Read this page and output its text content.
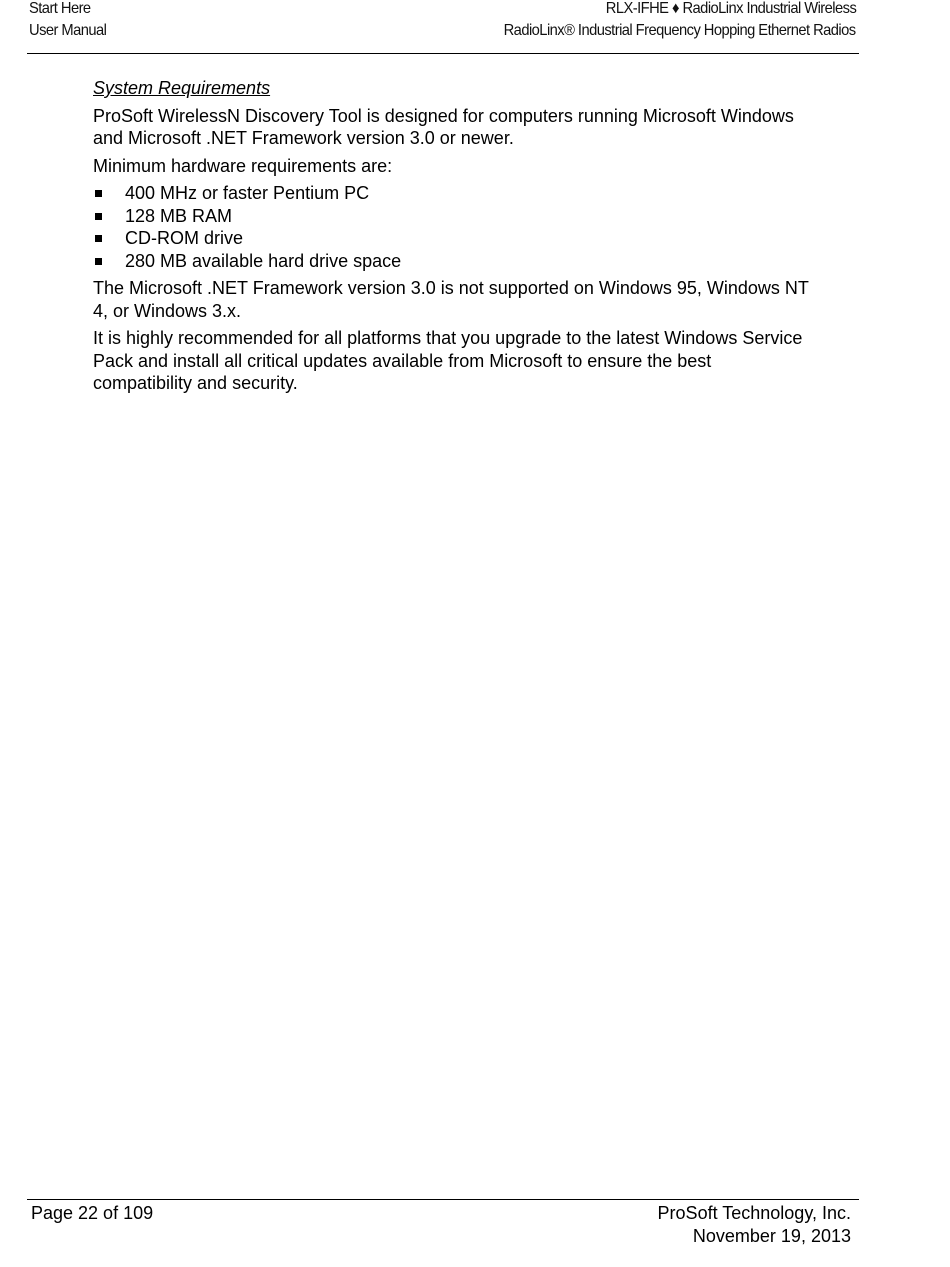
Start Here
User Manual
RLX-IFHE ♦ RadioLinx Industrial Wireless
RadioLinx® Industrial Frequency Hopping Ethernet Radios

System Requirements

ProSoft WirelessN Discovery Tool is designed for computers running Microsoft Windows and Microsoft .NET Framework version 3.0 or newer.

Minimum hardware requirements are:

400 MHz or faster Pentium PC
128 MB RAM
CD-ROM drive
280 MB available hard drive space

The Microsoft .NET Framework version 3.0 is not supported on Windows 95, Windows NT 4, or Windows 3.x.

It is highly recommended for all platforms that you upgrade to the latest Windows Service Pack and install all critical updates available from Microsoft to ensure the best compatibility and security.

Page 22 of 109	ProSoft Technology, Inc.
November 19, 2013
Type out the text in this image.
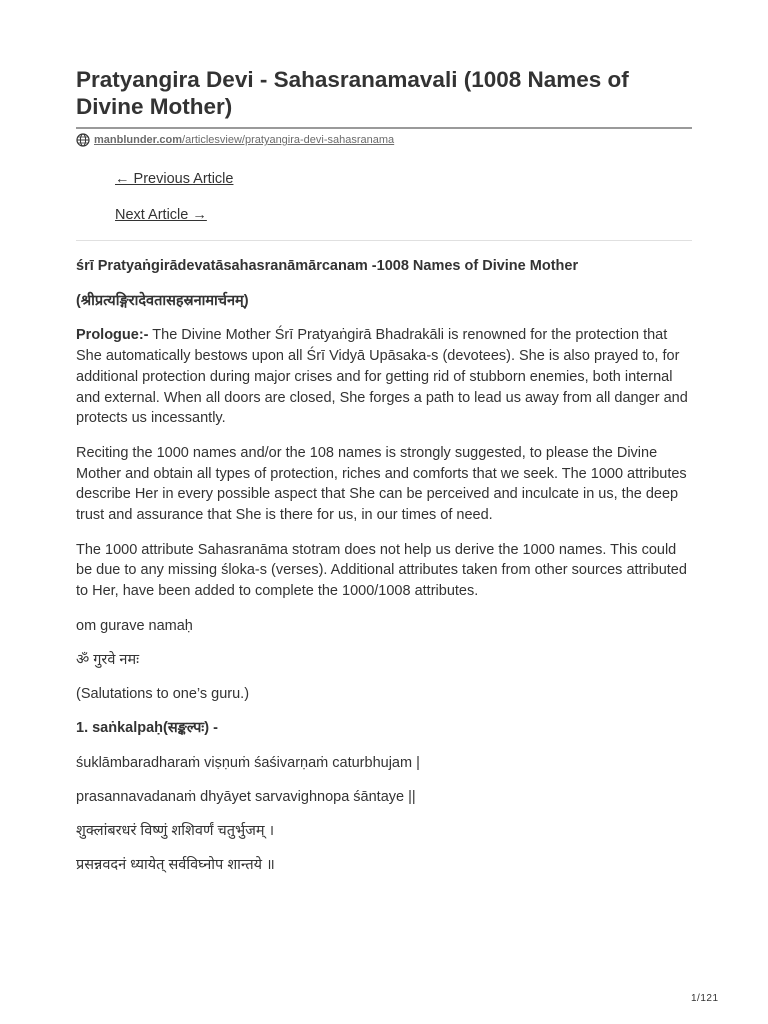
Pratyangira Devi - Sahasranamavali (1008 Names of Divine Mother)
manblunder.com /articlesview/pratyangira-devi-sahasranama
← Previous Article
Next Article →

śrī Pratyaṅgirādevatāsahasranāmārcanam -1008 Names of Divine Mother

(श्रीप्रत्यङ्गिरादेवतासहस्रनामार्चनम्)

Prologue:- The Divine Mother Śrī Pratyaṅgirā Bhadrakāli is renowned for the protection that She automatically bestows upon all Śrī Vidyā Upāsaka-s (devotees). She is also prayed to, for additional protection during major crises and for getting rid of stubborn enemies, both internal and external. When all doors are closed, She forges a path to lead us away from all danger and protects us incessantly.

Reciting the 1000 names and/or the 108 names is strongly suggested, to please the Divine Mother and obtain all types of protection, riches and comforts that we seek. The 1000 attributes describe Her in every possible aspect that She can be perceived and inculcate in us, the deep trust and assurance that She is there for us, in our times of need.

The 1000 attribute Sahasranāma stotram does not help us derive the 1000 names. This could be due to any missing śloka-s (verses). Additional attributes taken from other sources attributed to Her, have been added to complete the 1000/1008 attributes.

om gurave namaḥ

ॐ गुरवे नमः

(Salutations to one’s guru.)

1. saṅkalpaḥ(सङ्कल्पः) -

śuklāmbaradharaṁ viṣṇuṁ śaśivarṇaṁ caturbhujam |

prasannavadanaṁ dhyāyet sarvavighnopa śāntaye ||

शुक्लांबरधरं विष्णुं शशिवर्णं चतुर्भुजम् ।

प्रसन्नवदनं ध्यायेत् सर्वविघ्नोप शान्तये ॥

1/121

------

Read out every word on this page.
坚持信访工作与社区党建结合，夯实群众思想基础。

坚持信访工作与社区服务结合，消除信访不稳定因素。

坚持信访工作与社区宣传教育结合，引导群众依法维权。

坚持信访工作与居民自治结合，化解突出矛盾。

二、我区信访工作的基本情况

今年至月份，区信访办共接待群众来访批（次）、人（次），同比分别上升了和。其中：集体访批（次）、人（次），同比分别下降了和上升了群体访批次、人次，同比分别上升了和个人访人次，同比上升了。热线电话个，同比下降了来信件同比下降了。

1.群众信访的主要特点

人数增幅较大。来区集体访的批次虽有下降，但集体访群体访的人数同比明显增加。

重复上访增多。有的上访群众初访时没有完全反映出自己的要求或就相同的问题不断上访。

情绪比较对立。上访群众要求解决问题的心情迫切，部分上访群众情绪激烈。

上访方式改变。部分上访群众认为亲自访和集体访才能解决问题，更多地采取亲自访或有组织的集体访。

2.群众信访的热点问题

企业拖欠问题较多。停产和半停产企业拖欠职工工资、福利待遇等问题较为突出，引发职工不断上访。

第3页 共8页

------

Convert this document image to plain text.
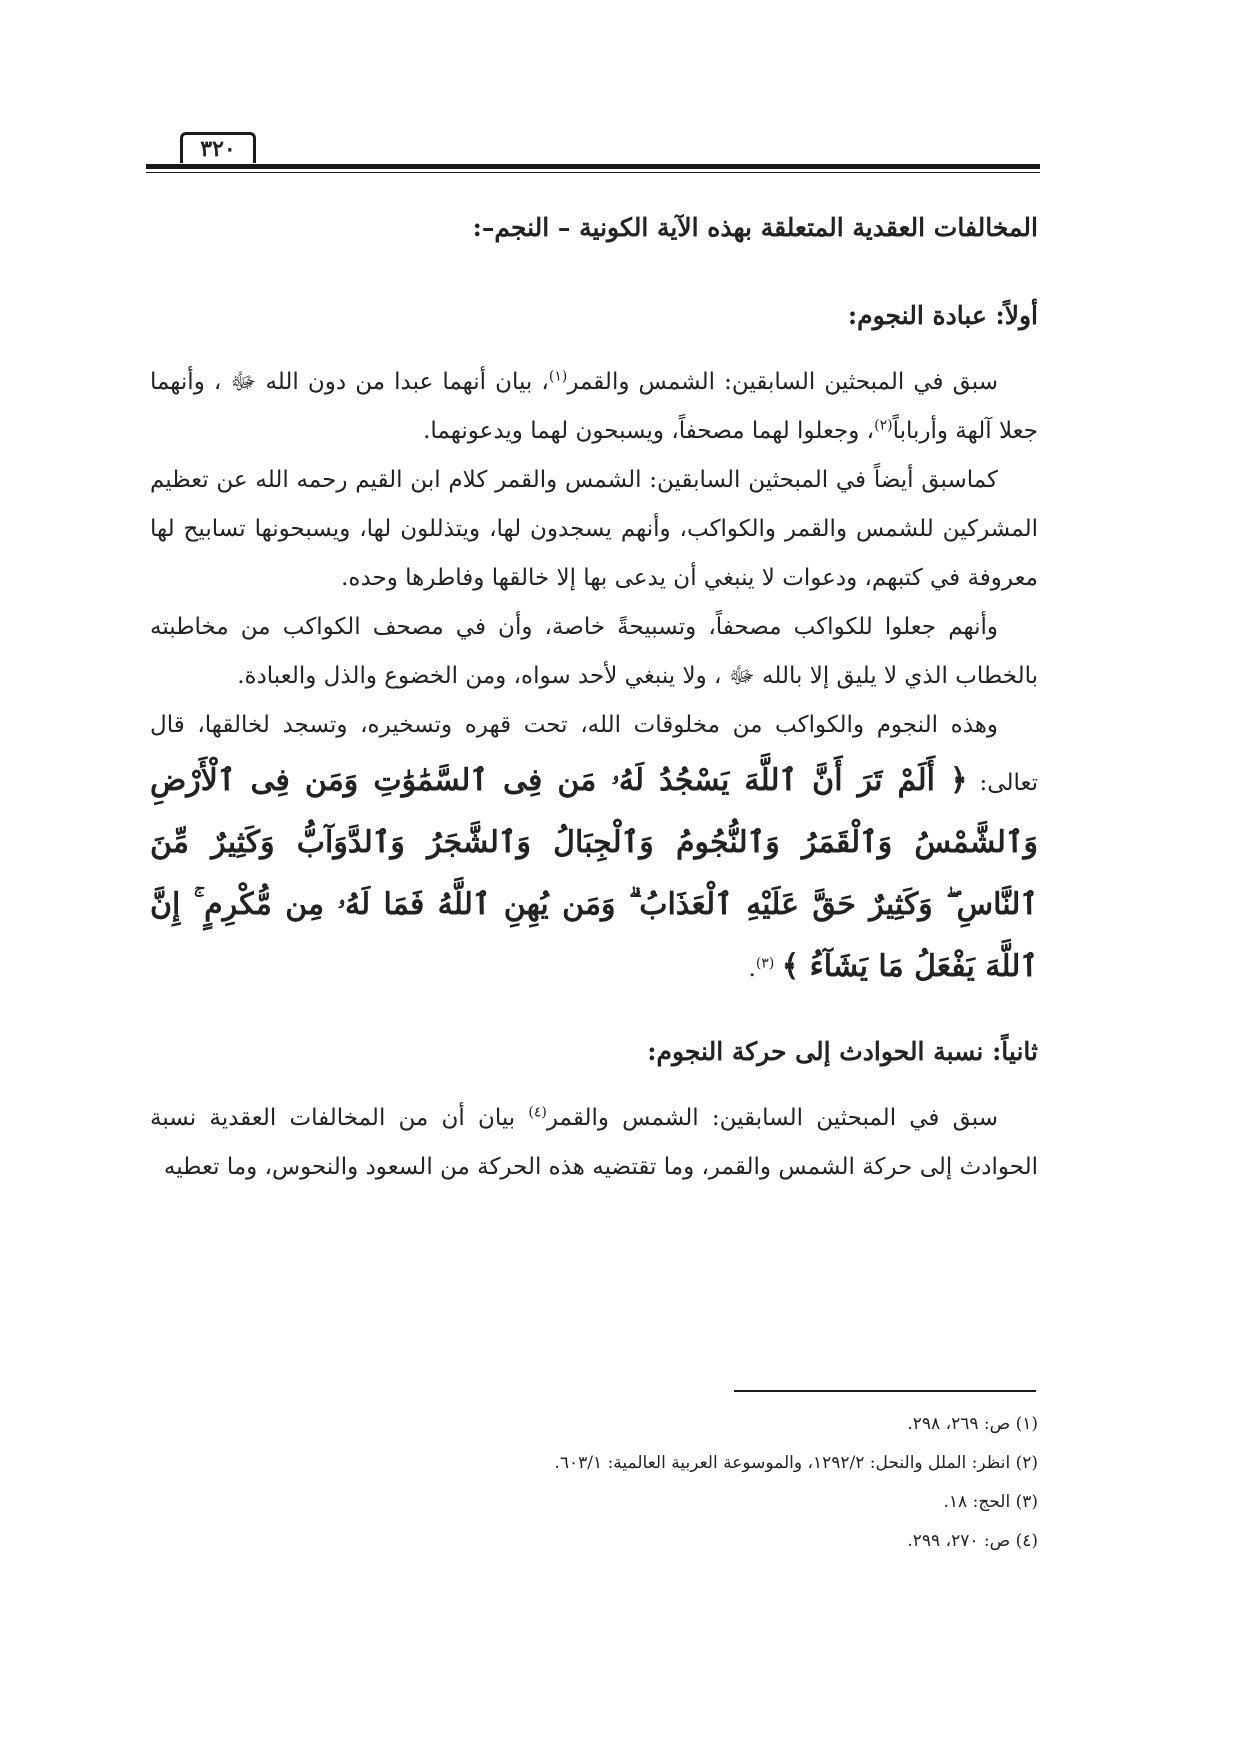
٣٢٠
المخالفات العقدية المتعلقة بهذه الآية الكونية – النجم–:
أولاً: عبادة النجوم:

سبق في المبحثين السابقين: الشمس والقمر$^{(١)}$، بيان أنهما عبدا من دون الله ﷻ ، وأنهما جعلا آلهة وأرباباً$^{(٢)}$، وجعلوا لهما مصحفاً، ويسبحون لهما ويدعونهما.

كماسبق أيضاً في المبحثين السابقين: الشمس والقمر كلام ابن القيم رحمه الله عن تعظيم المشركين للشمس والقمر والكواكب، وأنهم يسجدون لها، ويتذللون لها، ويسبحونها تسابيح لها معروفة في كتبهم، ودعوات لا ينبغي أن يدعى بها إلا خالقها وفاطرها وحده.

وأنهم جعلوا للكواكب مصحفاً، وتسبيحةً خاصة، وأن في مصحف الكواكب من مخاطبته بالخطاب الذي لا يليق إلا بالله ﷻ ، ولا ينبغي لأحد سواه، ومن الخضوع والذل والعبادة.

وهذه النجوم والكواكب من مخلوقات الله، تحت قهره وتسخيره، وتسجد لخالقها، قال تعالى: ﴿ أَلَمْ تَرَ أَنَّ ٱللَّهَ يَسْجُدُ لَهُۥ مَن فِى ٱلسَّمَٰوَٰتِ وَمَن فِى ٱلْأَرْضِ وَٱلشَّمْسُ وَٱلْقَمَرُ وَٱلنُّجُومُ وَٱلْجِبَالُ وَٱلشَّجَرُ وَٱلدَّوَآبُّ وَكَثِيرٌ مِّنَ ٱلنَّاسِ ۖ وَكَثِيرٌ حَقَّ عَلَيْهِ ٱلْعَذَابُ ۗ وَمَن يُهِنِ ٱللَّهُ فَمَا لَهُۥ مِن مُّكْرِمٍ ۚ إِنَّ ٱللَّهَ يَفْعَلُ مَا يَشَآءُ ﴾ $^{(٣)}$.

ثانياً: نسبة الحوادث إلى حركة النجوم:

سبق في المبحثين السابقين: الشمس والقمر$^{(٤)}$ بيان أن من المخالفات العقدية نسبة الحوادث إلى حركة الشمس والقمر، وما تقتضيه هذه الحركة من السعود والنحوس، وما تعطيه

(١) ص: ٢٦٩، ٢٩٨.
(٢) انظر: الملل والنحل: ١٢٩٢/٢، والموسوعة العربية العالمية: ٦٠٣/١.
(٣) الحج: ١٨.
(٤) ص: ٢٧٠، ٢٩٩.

------

DO THIS:
Using the listing above, return all lines where the word "ProSoft" occurs.

RESPONSE BELOW:
ProSoft WirelessN Discovery Tool is designed for computers running Microsoft Windows and Microsoft .NET Framework version 3.0 or newer.
Page 22 of 109	ProSoft Technology, Inc.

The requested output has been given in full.